───── 原文 ─────
LeetCode 729 My Calendar I

LeetCode

You are implementing a program to use as your calendar. We can add a new event if adding the event will not cause a double booking.

A double booking happens when two events have some non-empty intersection (i.e., some moment is common to both events.).

The event can be represented as a pair of integers start and end that represents a booking on the half-open interval [start, end), the range of real numbers x such that start <= x < end.

Implement the MyCalendar class:

MyCalendar() Initializes the calendar object. boolean book(int start, int end) Returns true if the event can be added to the calendar successfully without causing a double booking. Otherwise, return false and do not add the event to the calendar.

Example 1:

Input
[“MyCalendar”, “book”, “book”, “book”]
[[], [10, 20], [15, 25], [20, 30]]
Output
[null, true, false, true]

Explanation
MyCalendar myCalendar = new MyCalendar();
myCalendar.book(10, 20); // return True
myCalendar.book(15, 25); // return False, It can not be booked because time 15 is already booked by another event.
myCalendar.book(20, 30); // return True, The event can be booked, as the first event takes every time less than 20, but not including 20.

Constraints:

0 <= start < end <= 10<sup>9</sup> At most 1000 calls will be made to book.

暴力法算法思路(推荐)：

存储所有区间

注意事项：

区间比较难写，用符合加入会议条件的相反来写，not (start >= root.end or end <= root.start)

Python代码：

class MyCalendar(TestCases):

    def __init__(self):
        self.calendar = []

    def book(self, start: int, end: int) -> bool:
        for s, e in self.calendar:
            if not (start >= e or end <= s):
                return False
        self.calendar.append((start, end))
        return True

算法分析：

时间复杂度为O(n²), 空间复杂度O(n)

端点排序法解题思路II：

区间重合题考虑用heap或者端点排序法，输入是必须有序，所以此题可以令区间有序，而heap用于处理重合情况下的计算，此题不适用，所以用端点排序法。

解题步骤：

N/A

注意事项：

区间端点排序，(endpoint, 1/-1), 1表示始点，-1表示终点。用bisect搜索时，注意输入也要用两维(start, 1)
难点在于比较结果决定返回Ture or False。两种情况返回False：好的情况是输入区间的搜索结果的下标应该相等表示可以插入到现有两区间之间，所以若不等，就不符合。第二种是若现有区间完全覆盖新区间，此时搜索结果下标也一样，所以此情况新区间终点的搜索结果(后一个节点)是终点。同时为保证搜索结果不处理越界，加入空端点
若同一个端点同时存在始点和端点，不用合并，因为它们已经按-1, 1排序了。
───── 存档记录 ─────
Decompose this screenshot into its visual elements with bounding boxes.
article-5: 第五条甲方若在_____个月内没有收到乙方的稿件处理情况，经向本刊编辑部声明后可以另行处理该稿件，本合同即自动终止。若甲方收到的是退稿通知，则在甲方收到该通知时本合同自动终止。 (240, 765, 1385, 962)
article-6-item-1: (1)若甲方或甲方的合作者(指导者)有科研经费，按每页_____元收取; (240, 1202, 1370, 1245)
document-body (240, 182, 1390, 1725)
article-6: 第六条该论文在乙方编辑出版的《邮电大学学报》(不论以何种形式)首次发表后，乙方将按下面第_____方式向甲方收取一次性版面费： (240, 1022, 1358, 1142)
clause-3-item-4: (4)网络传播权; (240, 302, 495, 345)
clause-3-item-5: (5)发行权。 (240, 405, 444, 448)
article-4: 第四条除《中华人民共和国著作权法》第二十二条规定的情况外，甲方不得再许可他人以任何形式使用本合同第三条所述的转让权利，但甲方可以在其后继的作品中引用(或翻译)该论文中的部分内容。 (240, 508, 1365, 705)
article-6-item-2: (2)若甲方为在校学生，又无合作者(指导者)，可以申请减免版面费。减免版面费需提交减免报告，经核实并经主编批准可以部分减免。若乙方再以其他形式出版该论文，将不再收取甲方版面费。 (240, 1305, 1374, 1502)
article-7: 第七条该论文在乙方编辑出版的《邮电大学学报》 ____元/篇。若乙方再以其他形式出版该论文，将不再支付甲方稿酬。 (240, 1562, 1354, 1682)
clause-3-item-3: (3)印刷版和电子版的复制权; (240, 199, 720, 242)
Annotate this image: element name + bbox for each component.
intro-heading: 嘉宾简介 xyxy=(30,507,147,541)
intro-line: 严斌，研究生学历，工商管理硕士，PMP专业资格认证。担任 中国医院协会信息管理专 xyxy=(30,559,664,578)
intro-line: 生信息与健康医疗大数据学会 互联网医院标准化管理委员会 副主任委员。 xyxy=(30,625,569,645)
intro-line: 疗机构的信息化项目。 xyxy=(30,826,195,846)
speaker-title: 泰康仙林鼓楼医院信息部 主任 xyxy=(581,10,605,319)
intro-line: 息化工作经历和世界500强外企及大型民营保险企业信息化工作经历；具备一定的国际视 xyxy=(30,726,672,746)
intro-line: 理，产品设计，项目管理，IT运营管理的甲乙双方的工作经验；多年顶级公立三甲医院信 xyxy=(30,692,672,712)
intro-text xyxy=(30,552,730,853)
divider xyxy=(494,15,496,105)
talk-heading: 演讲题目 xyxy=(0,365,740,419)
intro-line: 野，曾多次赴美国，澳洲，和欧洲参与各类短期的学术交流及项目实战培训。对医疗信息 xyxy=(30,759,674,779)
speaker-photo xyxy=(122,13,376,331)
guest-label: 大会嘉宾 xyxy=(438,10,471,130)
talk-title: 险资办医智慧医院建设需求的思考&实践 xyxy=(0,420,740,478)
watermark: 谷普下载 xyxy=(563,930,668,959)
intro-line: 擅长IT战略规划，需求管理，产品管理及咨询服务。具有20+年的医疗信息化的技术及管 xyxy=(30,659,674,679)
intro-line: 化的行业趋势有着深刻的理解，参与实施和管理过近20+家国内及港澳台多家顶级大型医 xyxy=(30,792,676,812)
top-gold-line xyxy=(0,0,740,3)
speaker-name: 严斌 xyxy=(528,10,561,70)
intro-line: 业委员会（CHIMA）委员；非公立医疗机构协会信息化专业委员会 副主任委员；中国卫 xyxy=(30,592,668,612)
─────
▶ 练习要求
从LeetCode 729日程安排题解的最后一句之后接着往下写。 这些记录另有出处。

▶ 例题解答
Python代码：

class MyCalendar(TestCases):

    def __init__(self):
        self.calendar = [(float('-inf'), -1), (float('inf'), 1)]

    def book(self, start: int, end: int) -> bool:
        index_start = bisect.bisect(self.calendar, (start, 1)) # remember params
        index_end = bisect.bisect(self.calendar, (end, -1))
        if index_start != index_end or self.calendar[index_end][1] == -1:
            return False
        # no need to merge endpoints coz they are sorted in (a, -1), (a, 1) as expected
        bisect.insort(self.calendar, (start, 1))
        bisect.insort(self.calendar, (end, -1))
        return True

算法分析：

时间复杂度为O(n²)，由于insort是插入需要移动数组，所以是O(n), 空间复杂度O(n)

线段树算法III思路(不推荐)：

区间重合题考虑用heap类似meeting rooms，输入是必须有序，但这里新区间与已有区间不是有序且不能online处理，所以不能用heap。
考虑用start, end排序，二分法查找，只能处理单次，因为插入不方便。
要查找和插入都能低于O(n)，就只能用TreeMap。类似于线段树存储区间，此题每个Node存储一个区间。新区间的end，start分别与root的start和end比较，若不重合，就递归到左右子树。此树投影为离散且不重合的区间。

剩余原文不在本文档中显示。